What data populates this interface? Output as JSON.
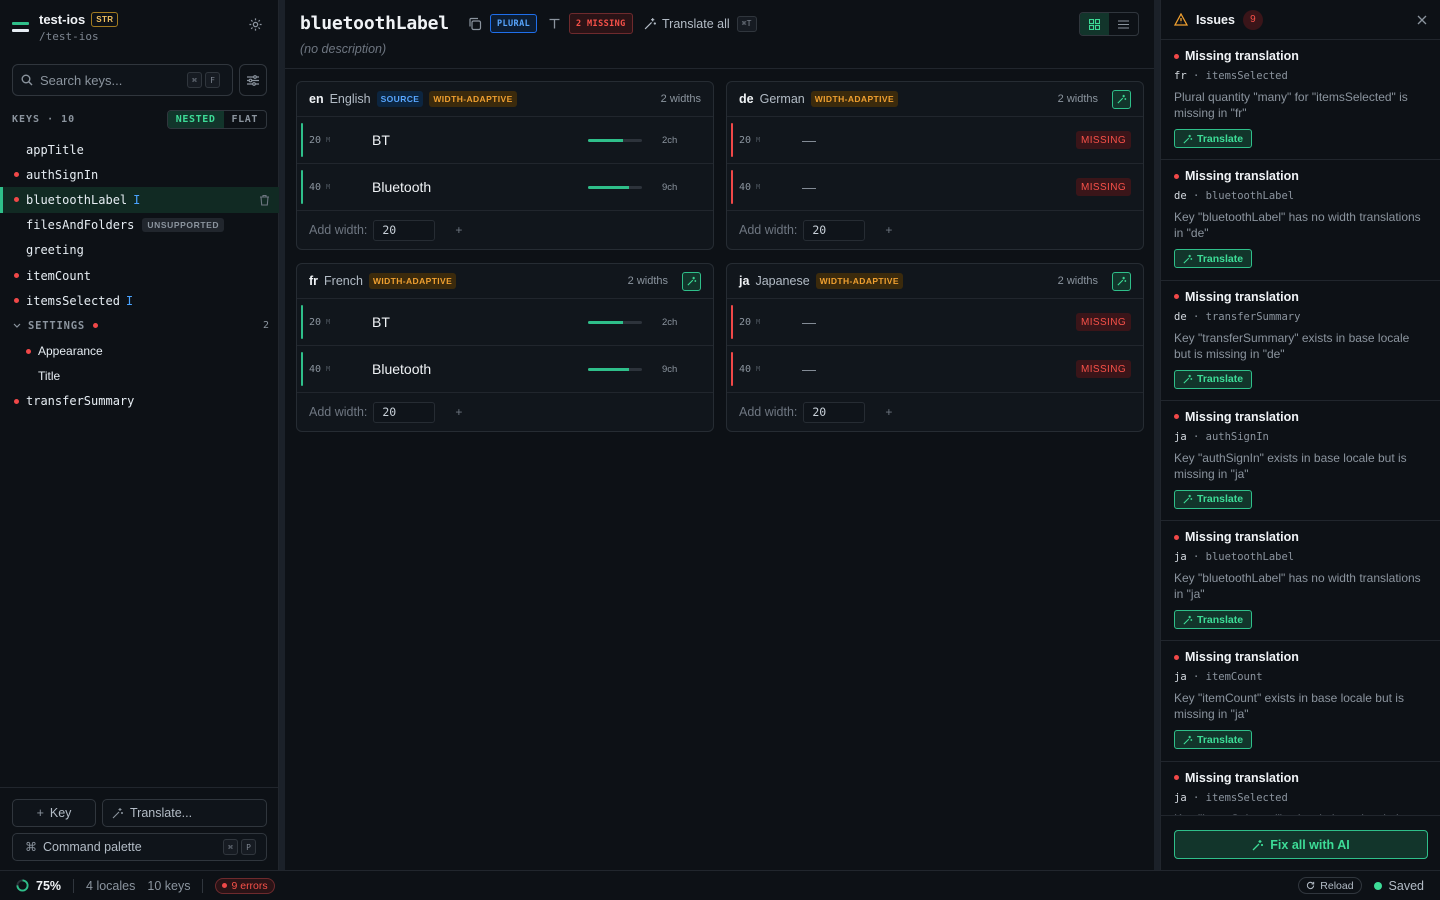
{
  "project": {
    "name": "test-ios",
    "badge": "STR",
    "path": "/test-ios"
  },
  "search": {
    "placeholder": "Search keys...",
    "shortcut": [
      "⌘",
      "F"
    ]
  },
  "keys_header": {
    "label": "KEYS · 10",
    "modes": [
      "NESTED",
      "FLAT"
    ],
    "active_mode": "NESTED"
  },
  "tree": [
    {
      "label": "appTitle",
      "error": false
    },
    {
      "label": "authSignIn",
      "error": true
    },
    {
      "label": "bluetoothLabel",
      "error": true,
      "selected": true,
      "cursor": "I"
    },
    {
      "label": "filesAndFolders",
      "error": false,
      "tag": "UNSUPPORTED"
    },
    {
      "label": "greeting",
      "error": false
    },
    {
      "label": "itemCount",
      "error": true
    },
    {
      "label": "itemsSelected",
      "error": true,
      "cursor": "I"
    },
    {
      "label": "SETTINGS",
      "group": true,
      "error": true,
      "count": "2"
    },
    {
      "label": "Appearance",
      "child": true,
      "error": true
    },
    {
      "label": "Title",
      "child": true,
      "error": false
    },
    {
      "label": "transferSummary",
      "error": true
    }
  ],
  "sidebar_actions": {
    "add_key": "Key",
    "translate": "Translate...",
    "palette": "Command palette",
    "palette_kbd": [
      "⌘",
      "P"
    ]
  },
  "status_bar": {
    "progress": "75%",
    "progress_value": 0.75,
    "locales": "4 locales",
    "keys": "10 keys",
    "errors": "9 errors",
    "reload": "Reload",
    "saved": "Saved"
  },
  "key_header": {
    "title": "bluetoothLabel",
    "plural_badge": "PLURAL",
    "missing_badge": "2 MISSING",
    "translate_all": "Translate all",
    "translate_all_kbd": "⌘T",
    "description": "(no description)"
  },
  "locales": [
    {
      "code": "en",
      "name": "English",
      "source": "SOURCE",
      "mode": "WIDTH-ADAPTIVE",
      "widths_label": "2 widths",
      "ai": false,
      "rows": [
        {
          "width": "20",
          "unit": "M",
          "text": "BT",
          "chars": "2ch",
          "fill": 0.65
        },
        {
          "width": "40",
          "unit": "M",
          "text": "Bluetooth",
          "chars": "9ch",
          "fill": 0.75
        }
      ],
      "add_label": "Add width:",
      "add_value": "20"
    },
    {
      "code": "de",
      "name": "German",
      "mode": "WIDTH-ADAPTIVE",
      "widths_label": "2 widths",
      "ai": true,
      "rows": [
        {
          "width": "20",
          "unit": "M",
          "text": "—",
          "missing": "MISSING"
        },
        {
          "width": "40",
          "unit": "M",
          "text": "—",
          "missing": "MISSING"
        }
      ],
      "add_label": "Add width:",
      "add_value": "20"
    },
    {
      "code": "fr",
      "name": "French",
      "mode": "WIDTH-ADAPTIVE",
      "widths_label": "2 widths",
      "ai": true,
      "rows": [
        {
          "width": "20",
          "unit": "M",
          "text": "BT",
          "chars": "2ch",
          "fill": 0.65
        },
        {
          "width": "40",
          "unit": "M",
          "text": "Bluetooth",
          "chars": "9ch",
          "fill": 0.75
        }
      ],
      "add_label": "Add width:",
      "add_value": "20"
    },
    {
      "code": "ja",
      "name": "Japanese",
      "mode": "WIDTH-ADAPTIVE",
      "widths_label": "2 widths",
      "ai": true,
      "rows": [
        {
          "width": "20",
          "unit": "M",
          "text": "—",
          "missing": "MISSING"
        },
        {
          "width": "40",
          "unit": "M",
          "text": "—",
          "missing": "MISSING"
        }
      ],
      "add_label": "Add width:",
      "add_value": "20"
    }
  ],
  "issues": {
    "title": "Issues",
    "count": "9",
    "fix_all": "Fix all with AI",
    "translate_label": "Translate",
    "items": [
      {
        "title": "Missing translation",
        "locale": "fr",
        "key": "itemsSelected",
        "message": "Plural quantity \"many\" for \"itemsSelected\" is missing in \"fr\""
      },
      {
        "title": "Missing translation",
        "locale": "de",
        "key": "bluetoothLabel",
        "message": "Key \"bluetoothLabel\" has no width translations in \"de\""
      },
      {
        "title": "Missing translation",
        "locale": "de",
        "key": "transferSummary",
        "message": "Key \"transferSummary\" exists in base locale but is missing in \"de\""
      },
      {
        "title": "Missing translation",
        "locale": "ja",
        "key": "authSignIn",
        "message": "Key \"authSignIn\" exists in base locale but is missing in \"ja\""
      },
      {
        "title": "Missing translation",
        "locale": "ja",
        "key": "bluetoothLabel",
        "message": "Key \"bluetoothLabel\" has no width translations in \"ja\""
      },
      {
        "title": "Missing translation",
        "locale": "ja",
        "key": "itemCount",
        "message": "Key \"itemCount\" exists in base locale but is missing in \"ja\""
      },
      {
        "title": "Missing translation",
        "locale": "ja",
        "key": "itemsSelected",
        "message": "Key \"itemsSelected\" exists in base locale but is missing in \"ja\""
      }
    ]
  },
  "colors": {
    "accent": "#2fbf8a",
    "error": "#f04848",
    "warning": "#f0a030",
    "info": "#4aa3ff"
  }
}
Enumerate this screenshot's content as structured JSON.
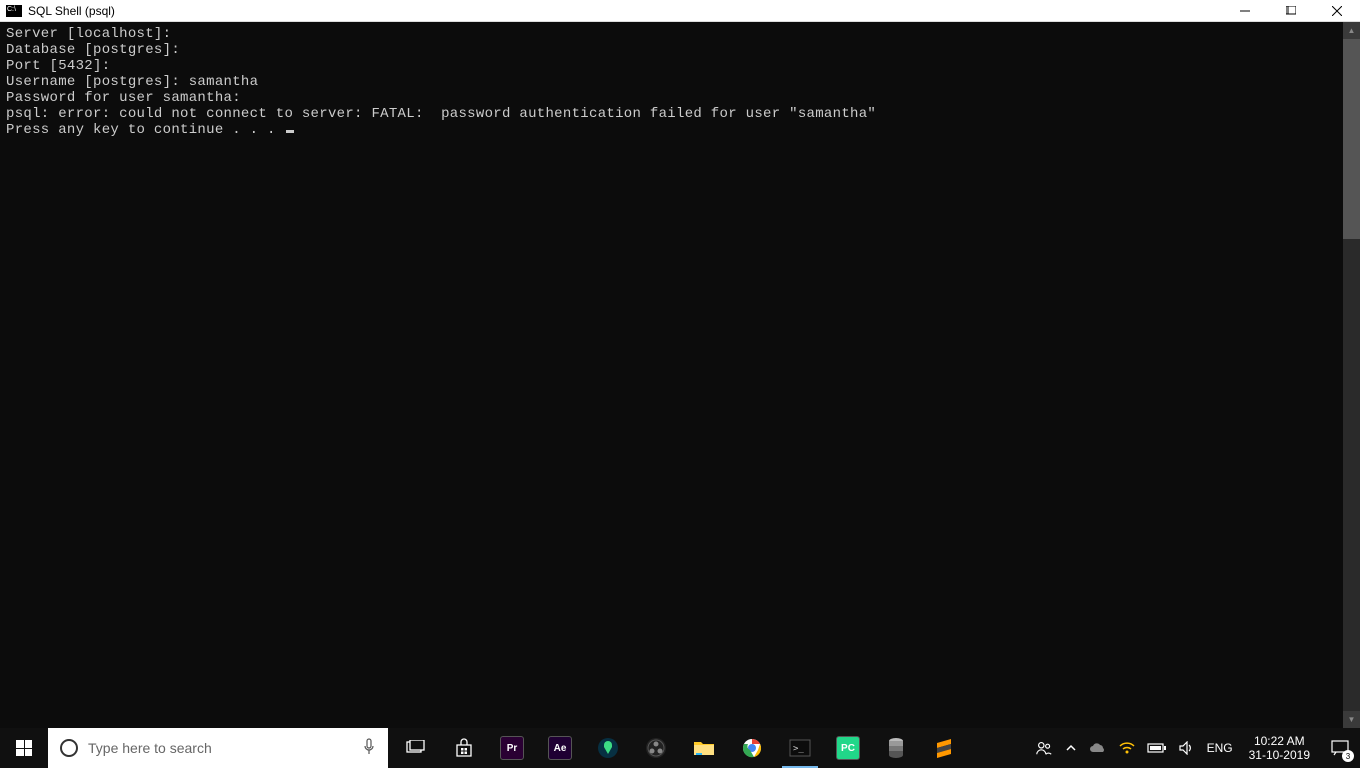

Written problem →
Reproduce the full listing faithfully, but do not carry over any pictures.

Answer below →
What data populates this interface? Output as JSON.
{
  "project": {
    "name": "test-ios",
    "badge": "STR",
    "path": "/test-ios"
  },
  "search": {
    "placeholder": "Search keys...",
    "shortcut": [
      "⌘",
      "F"
    ]
  },
  "keys_header": {
    "label": "KEYS · 10",
    "modes": [
      "NESTED",
      "FLAT"
    ],
    "active_mode": "NESTED"
  },
  "tree": [
    {
      "label": "appTitle",
      "error": false
    },
    {
      "label": "authSignIn",
      "error": true
    },
    {
      "label": "bluetoothLabel",
      "error": true,
      "selected": true,
      "cursor": "I"
    },
    {
      "label": "filesAndFolders",
      "error": false,
      "tag": "UNSUPPORTED"
    },
    {
      "label": "greeting",
      "error": false
    },
    {
      "label": "itemCount",
      "error": true
    },
    {
      "label": "itemsSelected",
      "error": true,
      "cursor": "I"
    },
    {
      "label": "SETTINGS",
      "group": true,
      "error": true,
      "count": "2"
    },
    {
      "label": "Appearance",
      "child": true,
      "error": true
    },
    {
      "label": "Title",
      "child": true,
      "error": false
    },
    {
      "label": "transferSummary",
      "error": true
    }
  ],
  "sidebar_actions": {
    "add_key": "Key",
    "translate": "Translate...",
    "palette": "Command palette",
    "palette_kbd": [
      "⌘",
      "P"
    ]
  },
  "status_bar": {
    "progress": "75%",
    "progress_value": 0.75,
    "locales": "4 locales",
    "keys": "10 keys",
    "errors": "9 errors",
    "reload": "Reload",
    "saved": "Saved"
  },
  "key_header": {
    "title": "bluetoothLabel",
    "plural_badge": "PLURAL",
    "missing_badge": "2 MISSING",
    "translate_all": "Translate all",
    "translate_all_kbd": "⌘T",
    "description": "(no description)"
  },
  "locales": [
    {
      "code": "en",
      "name": "English",
      "source": "SOURCE",
      "mode": "WIDTH-ADAPTIVE",
      "widths_label": "2 widths",
      "ai": false,
      "rows": [
        {
          "width": "20",
          "unit": "M",
          "text": "BT",
          "chars": "2ch",
          "fill": 0.65
        },
        {
          "width": "40",
          "unit": "M",
          "text": "Bluetooth",
          "chars": "9ch",
          "fill": 0.75
        }
      ],
      "add_label": "Add width:",
      "add_value": "20"
    },
    {
      "code": "de",
      "name": "German",
      "mode": "WIDTH-ADAPTIVE",
      "widths_label": "2 widths",
      "ai": true,
      "rows": [
        {
          "width": "20",
          "unit": "M",
          "text": "—",
          "missing": "MISSING"
        },
        {
          "width": "40",
          "unit": "M",
          "text": "—",
          "missing": "MISSING"
        }
      ],
      "add_label": "Add width:",
      "add_value": "20"
    },
    {
      "code": "fr",
      "name": "French",
      "mode": "WIDTH-ADAPTIVE",
      "widths_label": "2 widths",
      "ai": true,
      "rows": [
        {
          "width": "20",
          "unit": "M",
          "text": "BT",
          "chars": "2ch",
          "fill": 0.65
        },
        {
          "width": "40",
          "unit": "M",
          "text": "Bluetooth",
          "chars": "9ch",
          "fill": 0.75
        }
      ],
      "add_label": "Add width:",
      "add_value": "20"
    },
    {
      "code": "ja",
      "name": "Japanese",
      "mode": "WIDTH-ADAPTIVE",
      "widths_label": "2 widths",
      "ai": true,
      "rows": [
        {
          "width": "20",
          "unit": "M",
          "text": "—",
          "missing": "MISSING"
        },
        {
          "width": "40",
          "unit": "M",
          "text": "—",
          "missing": "MISSING"
        }
      ],
      "add_label": "Add width:",
      "add_value": "20"
    }
  ],
  "issues": {
    "title": "Issues",
    "count": "9",
    "fix_all": "Fix all with AI",
    "translate_label": "Translate",
    "items": [
      {
        "title": "Missing translation",
        "locale": "fr",
        "key": "itemsSelected",
        "message": "Plural quantity \"many\" for \"itemsSelected\" is missing in \"fr\""
      },
      {
        "title": "Missing translation",
        "locale": "de",
        "key": "bluetoothLabel",
        "message": "Key \"bluetoothLabel\" has no width translations in \"de\""
      },
      {
        "title": "Missing translation",
        "locale": "de",
        "key": "transferSummary",
        "message": "Key \"transferSummary\" exists in base locale but is missing in \"de\""
      },
      {
        "title": "Missing translation",
        "locale": "ja",
        "key": "authSignIn",
        "message": "Key \"authSignIn\" exists in base locale but is missing in \"ja\""
      },
      {
        "title": "Missing translation",
        "locale": "ja",
        "key": "bluetoothLabel",
        "message": "Key \"bluetoothLabel\" has no width translations in \"ja\""
      },
      {
        "title": "Missing translation",
        "locale": "ja",
        "key": "itemCount",
        "message": "Key \"itemCount\" exists in base locale but is missing in \"ja\""
      },
      {
        "title": "Missing translation",
        "locale": "ja",
        "key": "itemsSelected",
        "message": "Key \"itemsSelected\" exists in base locale but is missing in \"ja\""
      }
    ]
  },
  "colors": {
    "accent": "#2fbf8a",
    "error": "#f04848",
    "warning": "#f0a030",
    "info": "#4aa3ff"
  }
}
Enumerate this screenshot's content as structured JSON.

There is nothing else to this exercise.